::: Records to use :::

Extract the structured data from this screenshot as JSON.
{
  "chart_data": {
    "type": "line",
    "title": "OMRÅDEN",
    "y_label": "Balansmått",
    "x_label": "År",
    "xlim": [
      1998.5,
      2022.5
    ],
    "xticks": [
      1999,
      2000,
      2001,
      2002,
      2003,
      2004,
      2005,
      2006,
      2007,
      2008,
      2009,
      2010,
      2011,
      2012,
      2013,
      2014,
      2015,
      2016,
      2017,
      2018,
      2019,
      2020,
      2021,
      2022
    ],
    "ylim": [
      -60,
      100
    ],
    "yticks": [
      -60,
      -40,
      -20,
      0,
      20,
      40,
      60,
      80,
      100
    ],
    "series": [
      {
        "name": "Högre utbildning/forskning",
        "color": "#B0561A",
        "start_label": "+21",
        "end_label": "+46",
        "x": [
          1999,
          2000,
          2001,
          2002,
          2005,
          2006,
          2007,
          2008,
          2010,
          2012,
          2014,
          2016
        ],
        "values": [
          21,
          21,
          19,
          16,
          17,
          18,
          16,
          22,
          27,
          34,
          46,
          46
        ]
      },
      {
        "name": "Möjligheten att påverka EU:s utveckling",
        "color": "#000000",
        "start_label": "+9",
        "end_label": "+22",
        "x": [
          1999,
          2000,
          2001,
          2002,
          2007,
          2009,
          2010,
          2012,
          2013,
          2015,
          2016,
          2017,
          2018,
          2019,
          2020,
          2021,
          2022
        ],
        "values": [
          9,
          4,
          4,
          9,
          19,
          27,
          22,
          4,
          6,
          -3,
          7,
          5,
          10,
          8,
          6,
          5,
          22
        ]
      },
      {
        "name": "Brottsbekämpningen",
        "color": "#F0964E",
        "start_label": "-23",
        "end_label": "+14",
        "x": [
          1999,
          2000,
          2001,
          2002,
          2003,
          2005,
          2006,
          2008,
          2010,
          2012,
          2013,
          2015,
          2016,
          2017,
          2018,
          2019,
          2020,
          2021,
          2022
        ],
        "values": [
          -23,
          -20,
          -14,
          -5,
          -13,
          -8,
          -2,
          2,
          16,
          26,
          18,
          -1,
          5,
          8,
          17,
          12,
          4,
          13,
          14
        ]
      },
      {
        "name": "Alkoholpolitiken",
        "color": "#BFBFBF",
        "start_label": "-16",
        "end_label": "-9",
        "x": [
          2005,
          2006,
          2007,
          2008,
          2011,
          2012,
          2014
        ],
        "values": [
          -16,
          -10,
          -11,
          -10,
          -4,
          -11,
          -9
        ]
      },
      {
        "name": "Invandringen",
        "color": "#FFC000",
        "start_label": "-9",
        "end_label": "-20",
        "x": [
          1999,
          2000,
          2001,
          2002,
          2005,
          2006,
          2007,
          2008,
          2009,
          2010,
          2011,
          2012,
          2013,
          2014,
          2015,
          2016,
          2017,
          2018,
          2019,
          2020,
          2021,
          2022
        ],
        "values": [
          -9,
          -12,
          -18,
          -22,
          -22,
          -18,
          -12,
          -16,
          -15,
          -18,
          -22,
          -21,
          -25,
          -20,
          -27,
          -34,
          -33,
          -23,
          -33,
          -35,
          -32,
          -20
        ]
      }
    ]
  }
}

:::

:: Request ::
Every entry in the listing must be retyped exactly.

:: Response to the task ::
Extract the structured data from this screenshot as JSON.
{
  "chart_data": {
    "type": "line",
    "title": "OMRÅDEN",
    "y_label": "Balansmått",
    "x_label": "År",
    "xlim": [
      1998.5,
      2022.5
    ],
    "xticks": [
      1999,
      2000,
      2001,
      2002,
      2003,
      2004,
      2005,
      2006,
      2007,
      2008,
      2009,
      2010,
      2011,
      2012,
      2013,
      2014,
      2015,
      2016,
      2017,
      2018,
      2019,
      2020,
      2021,
      2022
    ],
    "ylim": [
      -60,
      100
    ],
    "yticks": [
      -60,
      -40,
      -20,
      0,
      20,
      40,
      60,
      80,
      100
    ],
    "series": [
      {
        "name": "Högre utbildning/forskning",
        "color": "#B0561A",
        "start_label": "+21",
        "end_label": "+46",
        "x": [
          1999,
          2000,
          2001,
          2002,
          2005,
          2006,
          2007,
          2008,
          2010,
          2012,
          2014,
          2016
        ],
        "values": [
          21,
          21,
          19,
          16,
          17,
          18,
          16,
          22,
          27,
          34,
          46,
          46
        ]
      },
      {
        "name": "Möjligheten att påverka EU:s utveckling",
        "color": "#000000",
        "start_label": "+9",
        "end_label": "+22",
        "x": [
          1999,
          2000,
          2001,
          2002,
          2007,
          2009,
          2010,
          2012,
          2013,
          2015,
          2016,
          2017,
          2018,
          2019,
          2020,
          2021,
          2022
        ],
        "values": [
          9,
          4,
          4,
          9,
          19,
          27,
          22,
          4,
          6,
          -3,
          7,
          5,
          10,
          8,
          6,
          5,
          22
        ]
      },
      {
        "name": "Brottsbekämpningen",
        "color": "#F0964E",
        "start_label": "-23",
        "end_label": "+14",
        "x": [
          1999,
          2000,
          2001,
          2002,
          2003,
          2005,
          2006,
          2008,
          2010,
          2012,
          2013,
          2015,
          2016,
          2017,
          2018,
          2019,
          2020,
          2021,
          2022
        ],
        "values": [
          -23,
          -20,
          -14,
          -5,
          -13,
          -8,
          -2,
          2,
          16,
          26,
          18,
          -1,
          5,
          8,
          17,
          12,
          4,
          13,
          14
        ]
      },
      {
        "name": "Alkoholpolitiken",
        "color": "#BFBFBF",
        "start_label": "-16",
        "end_label": "-9",
        "x": [
          2005,
          2006,
          2007,
          2008,
          2011,
          2012,
          2014
        ],
        "values": [
          -16,
          -10,
          -11,
          -10,
          -4,
          -11,
          -9
        ]
      },
      {
        "name": "Invandringen",
        "color": "#FFC000",
        "start_label": "-9",
        "end_label": "-20",
        "x": [
          1999,
          2000,
          2001,
          2002,
          2005,
          2006,
          2007,
          2008,
          2009,
          2010,
          2011,
          2012,
          2013,
          2014,
          2015,
          2016,
          2017,
          2018,
          2019,
          2020,
          2021,
          2022
        ],
        "values": [
          -9,
          -12,
          -18,
          -22,
          -22,
          -18,
          -12,
          -16,
          -15,
          -18,
          -22,
          -21,
          -25,
          -20,
          -27,
          -34,
          -33,
          -23,
          -33,
          -35,
          -32,
          -20
        ]
      }
    ]
  }
}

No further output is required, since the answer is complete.